> _Goal of the exercise_
Transcribe every line of the listing below without any deviation.

----------------

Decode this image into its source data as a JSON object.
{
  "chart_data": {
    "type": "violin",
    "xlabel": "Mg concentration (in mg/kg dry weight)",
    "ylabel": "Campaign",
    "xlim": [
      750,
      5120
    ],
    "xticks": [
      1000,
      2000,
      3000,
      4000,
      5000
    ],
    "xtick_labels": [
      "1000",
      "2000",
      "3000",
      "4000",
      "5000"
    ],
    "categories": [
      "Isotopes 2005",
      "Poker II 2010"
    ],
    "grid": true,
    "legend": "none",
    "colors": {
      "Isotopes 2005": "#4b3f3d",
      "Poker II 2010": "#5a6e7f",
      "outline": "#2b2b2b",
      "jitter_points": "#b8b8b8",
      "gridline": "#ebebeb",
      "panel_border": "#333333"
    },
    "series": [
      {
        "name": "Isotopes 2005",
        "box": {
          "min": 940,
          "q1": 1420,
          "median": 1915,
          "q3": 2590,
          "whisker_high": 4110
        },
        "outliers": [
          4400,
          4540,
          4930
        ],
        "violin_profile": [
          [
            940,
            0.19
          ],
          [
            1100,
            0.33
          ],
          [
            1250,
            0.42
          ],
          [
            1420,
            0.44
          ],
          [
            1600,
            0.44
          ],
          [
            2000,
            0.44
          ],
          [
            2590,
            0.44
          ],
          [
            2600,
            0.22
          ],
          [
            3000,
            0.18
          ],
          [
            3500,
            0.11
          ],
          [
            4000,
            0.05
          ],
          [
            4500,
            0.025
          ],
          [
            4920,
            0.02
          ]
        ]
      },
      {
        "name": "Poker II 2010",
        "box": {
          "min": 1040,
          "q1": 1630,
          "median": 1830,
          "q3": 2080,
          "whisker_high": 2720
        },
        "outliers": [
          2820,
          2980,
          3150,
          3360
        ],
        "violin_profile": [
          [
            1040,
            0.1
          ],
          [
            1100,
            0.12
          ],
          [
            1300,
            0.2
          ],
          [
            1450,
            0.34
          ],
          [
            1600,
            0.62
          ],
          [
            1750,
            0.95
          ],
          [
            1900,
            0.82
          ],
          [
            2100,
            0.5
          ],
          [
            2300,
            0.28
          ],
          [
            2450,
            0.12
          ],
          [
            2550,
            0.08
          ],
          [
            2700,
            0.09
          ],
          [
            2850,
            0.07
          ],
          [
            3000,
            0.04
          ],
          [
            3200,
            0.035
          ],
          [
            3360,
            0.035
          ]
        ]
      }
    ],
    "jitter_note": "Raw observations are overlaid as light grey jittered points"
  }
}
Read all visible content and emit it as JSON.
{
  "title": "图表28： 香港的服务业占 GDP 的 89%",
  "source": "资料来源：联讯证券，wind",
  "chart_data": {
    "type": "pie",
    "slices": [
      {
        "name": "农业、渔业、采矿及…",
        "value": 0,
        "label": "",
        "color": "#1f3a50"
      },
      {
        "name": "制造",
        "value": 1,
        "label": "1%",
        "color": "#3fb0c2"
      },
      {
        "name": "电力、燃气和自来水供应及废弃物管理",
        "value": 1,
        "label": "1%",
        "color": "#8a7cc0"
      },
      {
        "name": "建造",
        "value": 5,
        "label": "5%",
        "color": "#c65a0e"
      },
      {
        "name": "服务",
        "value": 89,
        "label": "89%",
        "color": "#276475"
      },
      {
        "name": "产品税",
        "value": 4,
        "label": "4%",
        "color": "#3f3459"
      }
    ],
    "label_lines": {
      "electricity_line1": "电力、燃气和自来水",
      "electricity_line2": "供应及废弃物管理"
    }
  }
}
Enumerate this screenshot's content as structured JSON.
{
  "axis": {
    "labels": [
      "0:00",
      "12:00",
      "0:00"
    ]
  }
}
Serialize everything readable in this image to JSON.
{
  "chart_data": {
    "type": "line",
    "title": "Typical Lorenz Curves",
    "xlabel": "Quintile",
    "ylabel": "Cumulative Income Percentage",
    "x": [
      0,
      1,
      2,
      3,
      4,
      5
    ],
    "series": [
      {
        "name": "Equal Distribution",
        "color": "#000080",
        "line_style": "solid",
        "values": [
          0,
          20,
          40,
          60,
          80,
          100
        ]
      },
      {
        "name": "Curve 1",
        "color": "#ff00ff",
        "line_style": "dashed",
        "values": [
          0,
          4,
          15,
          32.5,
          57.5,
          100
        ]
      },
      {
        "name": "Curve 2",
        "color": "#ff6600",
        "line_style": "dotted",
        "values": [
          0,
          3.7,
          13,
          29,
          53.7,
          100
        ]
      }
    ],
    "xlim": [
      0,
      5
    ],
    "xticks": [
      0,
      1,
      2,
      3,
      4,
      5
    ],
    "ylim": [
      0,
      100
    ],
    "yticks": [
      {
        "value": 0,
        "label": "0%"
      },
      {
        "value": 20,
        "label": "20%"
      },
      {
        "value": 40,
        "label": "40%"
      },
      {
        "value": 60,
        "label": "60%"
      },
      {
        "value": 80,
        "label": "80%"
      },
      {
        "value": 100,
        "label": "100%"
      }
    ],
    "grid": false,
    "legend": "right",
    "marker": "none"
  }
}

----------------

> _The result_
Decode this image into its source data as a JSON object.
{
  "chart_data": {
    "type": "violin",
    "xlabel": "Mg concentration (in mg/kg dry weight)",
    "ylabel": "Campaign",
    "xlim": [
      750,
      5120
    ],
    "xticks": [
      1000,
      2000,
      3000,
      4000,
      5000
    ],
    "xtick_labels": [
      "1000",
      "2000",
      "3000",
      "4000",
      "5000"
    ],
    "categories": [
      "Isotopes 2005",
      "Poker II 2010"
    ],
    "grid": true,
    "legend": "none",
    "colors": {
      "Isotopes 2005": "#4b3f3d",
      "Poker II 2010": "#5a6e7f",
      "outline": "#2b2b2b",
      "jitter_points": "#b8b8b8",
      "gridline": "#ebebeb",
      "panel_border": "#333333"
    },
    "series": [
      {
        "name": "Isotopes 2005",
        "box": {
          "min": 940,
          "q1": 1420,
          "median": 1915,
          "q3": 2590,
          "whisker_high": 4110
        },
        "outliers": [
          4400,
          4540,
          4930
        ],
        "violin_profile": [
          [
            940,
            0.19
          ],
          [
            1100,
            0.33
          ],
          [
            1250,
            0.42
          ],
          [
            1420,
            0.44
          ],
          [
            1600,
            0.44
          ],
          [
            2000,
            0.44
          ],
          [
            2590,
            0.44
          ],
          [
            2600,
            0.22
          ],
          [
            3000,
            0.18
          ],
          [
            3500,
            0.11
          ],
          [
            4000,
            0.05
          ],
          [
            4500,
            0.025
          ],
          [
            4920,
            0.02
          ]
        ]
      },
      {
        "name": "Poker II 2010",
        "box": {
          "min": 1040,
          "q1": 1630,
          "median": 1830,
          "q3": 2080,
          "whisker_high": 2720
        },
        "outliers": [
          2820,
          2980,
          3150,
          3360
        ],
        "violin_profile": [
          [
            1040,
            0.1
          ],
          [
            1100,
            0.12
          ],
          [
            1300,
            0.2
          ],
          [
            1450,
            0.34
          ],
          [
            1600,
            0.62
          ],
          [
            1750,
            0.95
          ],
          [
            1900,
            0.82
          ],
          [
            2100,
            0.5
          ],
          [
            2300,
            0.28
          ],
          [
            2450,
            0.12
          ],
          [
            2550,
            0.08
          ],
          [
            2700,
            0.09
          ],
          [
            2850,
            0.07
          ],
          [
            3000,
            0.04
          ],
          [
            3200,
            0.035
          ],
          [
            3360,
            0.035
          ]
        ]
      }
    ],
    "jitter_note": "Raw observations are overlaid as light grey jittered points"
  }
}
Read all visible content and emit it as JSON.
{
  "title": "图表28： 香港的服务业占 GDP 的 89%",
  "source": "资料来源：联讯证券，wind",
  "chart_data": {
    "type": "pie",
    "slices": [
      {
        "name": "农业、渔业、采矿及…",
        "value": 0,
        "label": "",
        "color": "#1f3a50"
      },
      {
        "name": "制造",
        "value": 1,
        "label": "1%",
        "color": "#3fb0c2"
      },
      {
        "name": "电力、燃气和自来水供应及废弃物管理",
        "value": 1,
        "label": "1%",
        "color": "#8a7cc0"
      },
      {
        "name": "建造",
        "value": 5,
        "label": "5%",
        "color": "#c65a0e"
      },
      {
        "name": "服务",
        "value": 89,
        "label": "89%",
        "color": "#276475"
      },
      {
        "name": "产品税",
        "value": 4,
        "label": "4%",
        "color": "#3f3459"
      }
    ],
    "label_lines": {
      "electricity_line1": "电力、燃气和自来水",
      "electricity_line2": "供应及废弃物管理"
    }
  }
}
Enumerate this screenshot's content as structured JSON.
{
  "axis": {
    "labels": [
      "0:00",
      "12:00",
      "0:00"
    ]
  }
}
Serialize everything readable in this image to JSON.
{
  "chart_data": {
    "type": "line",
    "title": "Typical Lorenz Curves",
    "xlabel": "Quintile",
    "ylabel": "Cumulative Income Percentage",
    "x": [
      0,
      1,
      2,
      3,
      4,
      5
    ],
    "series": [
      {
        "name": "Equal Distribution",
        "color": "#000080",
        "line_style": "solid",
        "values": [
          0,
          20,
          40,
          60,
          80,
          100
        ]
      },
      {
        "name": "Curve 1",
        "color": "#ff00ff",
        "line_style": "dashed",
        "values": [
          0,
          4,
          15,
          32.5,
          57.5,
          100
        ]
      },
      {
        "name": "Curve 2",
        "color": "#ff6600",
        "line_style": "dotted",
        "values": [
          0,
          3.7,
          13,
          29,
          53.7,
          100
        ]
      }
    ],
    "xlim": [
      0,
      5
    ],
    "xticks": [
      0,
      1,
      2,
      3,
      4,
      5
    ],
    "ylim": [
      0,
      100
    ],
    "yticks": [
      {
        "value": 0,
        "label": "0%"
      },
      {
        "value": 20,
        "label": "20%"
      },
      {
        "value": 40,
        "label": "40%"
      },
      {
        "value": 60,
        "label": "60%"
      },
      {
        "value": 80,
        "label": "80%"
      },
      {
        "value": 100,
        "label": "100%"
      }
    ],
    "grid": false,
    "legend": "right",
    "marker": "none"
  }
}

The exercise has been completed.